- AIM OF THE TASK
Repeat each entry exactly and drop the pictures.

Stored records
--------------------
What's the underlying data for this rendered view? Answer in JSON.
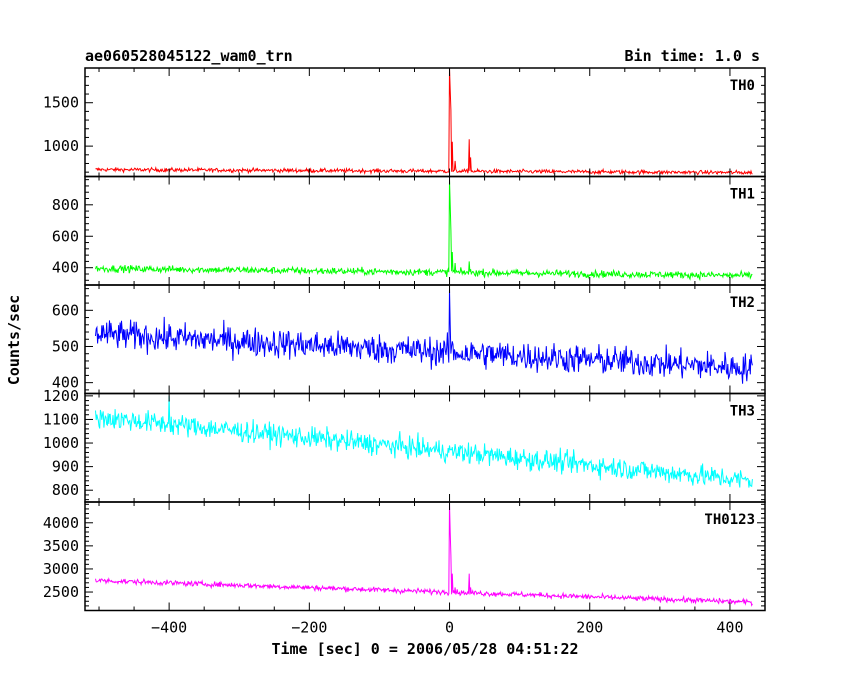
{
  "title": "ae060528045122_wam0_trn",
  "bin_time_label": "Bin time: 1.0 s",
  "xlabel": "Time [sec] 0 = 2006/05/28 04:51:22",
  "ylabel": "Counts/sec",
  "chart_data": [
    {
      "type": "line",
      "name": "TH0",
      "color": "#ff0000",
      "xlim": [
        -520,
        450
      ],
      "ylim": [
        650,
        1900
      ],
      "x_ticks": [
        -400,
        -200,
        0,
        200,
        400
      ],
      "y_ticks": [
        1000,
        1500
      ],
      "x_range": [
        -505,
        432
      ],
      "baseline": {
        "start": 730,
        "end": 695,
        "noise": 22
      },
      "peaks": [
        {
          "x": 0,
          "y": 1900
        },
        {
          "x": 1,
          "y": 1650
        },
        {
          "x": 2,
          "y": 1420
        },
        {
          "x": 4,
          "y": 1050
        },
        {
          "x": 8,
          "y": 830
        },
        {
          "x": 15,
          "y": 700
        },
        {
          "x": 28,
          "y": 1080
        },
        {
          "x": 30,
          "y": 870
        }
      ]
    },
    {
      "type": "line",
      "name": "TH1",
      "color": "#00ff00",
      "xlim": [
        -520,
        450
      ],
      "ylim": [
        290,
        980
      ],
      "x_ticks": [
        -400,
        -200,
        0,
        200,
        400
      ],
      "y_ticks": [
        400,
        600,
        800
      ],
      "x_range": [
        -505,
        432
      ],
      "baseline": {
        "start": 395,
        "end": 350,
        "noise": 22
      },
      "peaks": [
        {
          "x": 0,
          "y": 960
        },
        {
          "x": 1,
          "y": 800
        },
        {
          "x": 2,
          "y": 640
        },
        {
          "x": 4,
          "y": 500
        },
        {
          "x": 8,
          "y": 430
        },
        {
          "x": 28,
          "y": 440
        }
      ]
    },
    {
      "type": "line",
      "name": "TH2",
      "color": "#0000ff",
      "xlim": [
        -520,
        450
      ],
      "ylim": [
        370,
        670
      ],
      "x_ticks": [
        -400,
        -200,
        0,
        200,
        400
      ],
      "y_ticks": [
        400,
        500,
        600
      ],
      "x_range": [
        -505,
        432
      ],
      "baseline": {
        "start": 535,
        "end": 440,
        "noise": 40
      },
      "peaks": [
        {
          "x": 0,
          "y": 660
        },
        {
          "x": 1,
          "y": 560
        },
        {
          "x": 3,
          "y": 500
        }
      ]
    },
    {
      "type": "line",
      "name": "TH3",
      "color": "#00ffff",
      "xlim": [
        -520,
        450
      ],
      "ylim": [
        750,
        1210
      ],
      "x_ticks": [
        -400,
        -200,
        0,
        200,
        400
      ],
      "y_ticks": [
        800,
        900,
        1000,
        1100,
        1200
      ],
      "x_range": [
        -505,
        432
      ],
      "baseline": {
        "start": 1110,
        "end": 840,
        "noise": 45
      },
      "peaks": [
        {
          "x": 0,
          "y": 990
        },
        {
          "x": -400,
          "y": 1200
        }
      ]
    },
    {
      "type": "line",
      "name": "TH0123",
      "color": "#ff00ff",
      "xlim": [
        -520,
        450
      ],
      "ylim": [
        2100,
        4450
      ],
      "x_ticks": [
        -400,
        -200,
        0,
        200,
        400
      ],
      "y_ticks": [
        2500,
        3000,
        3500,
        4000
      ],
      "x_range": [
        -505,
        432
      ],
      "baseline": {
        "start": 2750,
        "end": 2280,
        "noise": 55
      },
      "peaks": [
        {
          "x": 0,
          "y": 4420
        },
        {
          "x": 1,
          "y": 3800
        },
        {
          "x": 2,
          "y": 3300
        },
        {
          "x": 4,
          "y": 2900
        },
        {
          "x": 8,
          "y": 2600
        },
        {
          "x": 28,
          "y": 2900
        },
        {
          "x": 30,
          "y": 2600
        }
      ]
    }
  ]
}
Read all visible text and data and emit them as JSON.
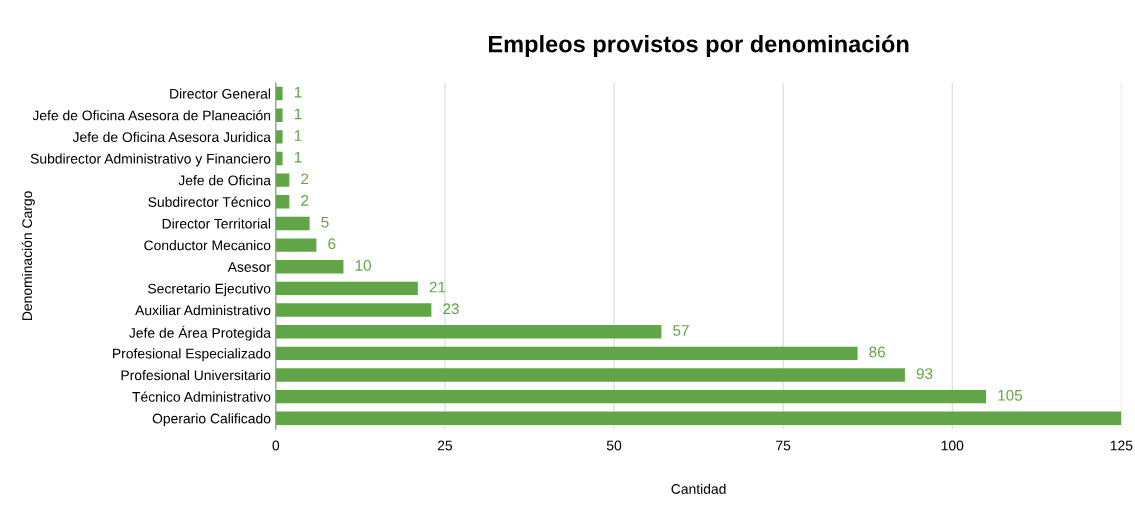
{
  "chart_data": {
    "type": "bar",
    "orientation": "horizontal",
    "title": "Empleos provistos por denominación",
    "xlabel": "Cantidad",
    "ylabel": "Denominación Cargo",
    "categories": [
      "Director General",
      "Jefe de Oficina Asesora de Planeación",
      "Jefe de Oficina Asesora Juridica",
      "Subdirector Administrativo y Financiero",
      "Jefe de Oficina",
      "Subdirector Técnico",
      "Director Territorial",
      "Conductor Mecanico",
      "Asesor",
      "Secretario Ejecutivo",
      "Auxiliar Administrativo",
      "Jefe de Área Protegida",
      "Profesional Especializado",
      "Profesional Universitario",
      "Técnico Administrativo",
      "Operario Calificado"
    ],
    "values": [
      1,
      1,
      1,
      1,
      2,
      2,
      5,
      6,
      10,
      21,
      23,
      57,
      86,
      93,
      105,
      125
    ],
    "value_labels": [
      "1",
      "1",
      "1",
      "1",
      "2",
      "2",
      "5",
      "6",
      "10",
      "21",
      "23",
      "57",
      "86",
      "93",
      "105",
      null
    ],
    "color": "#62a548",
    "xlim": [
      0,
      125
    ],
    "xticks": [
      0,
      25,
      50,
      75,
      100,
      125
    ],
    "grid": "x"
  }
}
--------------------
- SOLUTION TO THIS EXERCISE
What's the underlying data for this rendered view? Answer in JSON.
{
  "title": "ae060528045122_wam0_trn",
  "bin_time_label": "Bin time: 1.0 s",
  "xlabel": "Time [sec] 0 = 2006/05/28 04:51:22",
  "ylabel": "Counts/sec",
  "chart_data": [
    {
      "type": "line",
      "name": "TH0",
      "color": "#ff0000",
      "xlim": [
        -520,
        450
      ],
      "ylim": [
        650,
        1900
      ],
      "x_ticks": [
        -400,
        -200,
        0,
        200,
        400
      ],
      "y_ticks": [
        1000,
        1500
      ],
      "x_range": [
        -505,
        432
      ],
      "baseline": {
        "start": 730,
        "end": 695,
        "noise": 22
      },
      "peaks": [
        {
          "x": 0,
          "y": 1900
        },
        {
          "x": 1,
          "y": 1650
        },
        {
          "x": 2,
          "y": 1420
        },
        {
          "x": 4,
          "y": 1050
        },
        {
          "x": 8,
          "y": 830
        },
        {
          "x": 15,
          "y": 700
        },
        {
          "x": 28,
          "y": 1080
        },
        {
          "x": 30,
          "y": 870
        }
      ]
    },
    {
      "type": "line",
      "name": "TH1",
      "color": "#00ff00",
      "xlim": [
        -520,
        450
      ],
      "ylim": [
        290,
        980
      ],
      "x_ticks": [
        -400,
        -200,
        0,
        200,
        400
      ],
      "y_ticks": [
        400,
        600,
        800
      ],
      "x_range": [
        -505,
        432
      ],
      "baseline": {
        "start": 395,
        "end": 350,
        "noise": 22
      },
      "peaks": [
        {
          "x": 0,
          "y": 960
        },
        {
          "x": 1,
          "y": 800
        },
        {
          "x": 2,
          "y": 640
        },
        {
          "x": 4,
          "y": 500
        },
        {
          "x": 8,
          "y": 430
        },
        {
          "x": 28,
          "y": 440
        }
      ]
    },
    {
      "type": "line",
      "name": "TH2",
      "color": "#0000ff",
      "xlim": [
        -520,
        450
      ],
      "ylim": [
        370,
        670
      ],
      "x_ticks": [
        -400,
        -200,
        0,
        200,
        400
      ],
      "y_ticks": [
        400,
        500,
        600
      ],
      "x_range": [
        -505,
        432
      ],
      "baseline": {
        "start": 535,
        "end": 440,
        "noise": 40
      },
      "peaks": [
        {
          "x": 0,
          "y": 660
        },
        {
          "x": 1,
          "y": 560
        },
        {
          "x": 3,
          "y": 500
        }
      ]
    },
    {
      "type": "line",
      "name": "TH3",
      "color": "#00ffff",
      "xlim": [
        -520,
        450
      ],
      "ylim": [
        750,
        1210
      ],
      "x_ticks": [
        -400,
        -200,
        0,
        200,
        400
      ],
      "y_ticks": [
        800,
        900,
        1000,
        1100,
        1200
      ],
      "x_range": [
        -505,
        432
      ],
      "baseline": {
        "start": 1110,
        "end": 840,
        "noise": 45
      },
      "peaks": [
        {
          "x": 0,
          "y": 990
        },
        {
          "x": -400,
          "y": 1200
        }
      ]
    },
    {
      "type": "line",
      "name": "TH0123",
      "color": "#ff00ff",
      "xlim": [
        -520,
        450
      ],
      "ylim": [
        2100,
        4450
      ],
      "x_ticks": [
        -400,
        -200,
        0,
        200,
        400
      ],
      "y_ticks": [
        2500,
        3000,
        3500,
        4000
      ],
      "x_range": [
        -505,
        432
      ],
      "baseline": {
        "start": 2750,
        "end": 2280,
        "noise": 55
      },
      "peaks": [
        {
          "x": 0,
          "y": 4420
        },
        {
          "x": 1,
          "y": 3800
        },
        {
          "x": 2,
          "y": 3300
        },
        {
          "x": 4,
          "y": 2900
        },
        {
          "x": 8,
          "y": 2600
        },
        {
          "x": 28,
          "y": 2900
        },
        {
          "x": 30,
          "y": 2600
        }
      ]
    }
  ]
}
Read all visible text and data and emit them as JSON.
{
  "chart_data": {
    "type": "bar",
    "orientation": "horizontal",
    "title": "Empleos provistos por denominación",
    "xlabel": "Cantidad",
    "ylabel": "Denominación Cargo",
    "categories": [
      "Director General",
      "Jefe de Oficina Asesora de Planeación",
      "Jefe de Oficina Asesora Juridica",
      "Subdirector Administrativo y Financiero",
      "Jefe de Oficina",
      "Subdirector Técnico",
      "Director Territorial",
      "Conductor Mecanico",
      "Asesor",
      "Secretario Ejecutivo",
      "Auxiliar Administrativo",
      "Jefe de Área Protegida",
      "Profesional Especializado",
      "Profesional Universitario",
      "Técnico Administrativo",
      "Operario Calificado"
    ],
    "values": [
      1,
      1,
      1,
      1,
      2,
      2,
      5,
      6,
      10,
      21,
      23,
      57,
      86,
      93,
      105,
      125
    ],
    "value_labels": [
      "1",
      "1",
      "1",
      "1",
      "2",
      "2",
      "5",
      "6",
      "10",
      "21",
      "23",
      "57",
      "86",
      "93",
      "105",
      null
    ],
    "color": "#62a548",
    "xlim": [
      0,
      125
    ],
    "xticks": [
      0,
      25,
      50,
      75,
      100,
      125
    ],
    "grid": "x"
  }
}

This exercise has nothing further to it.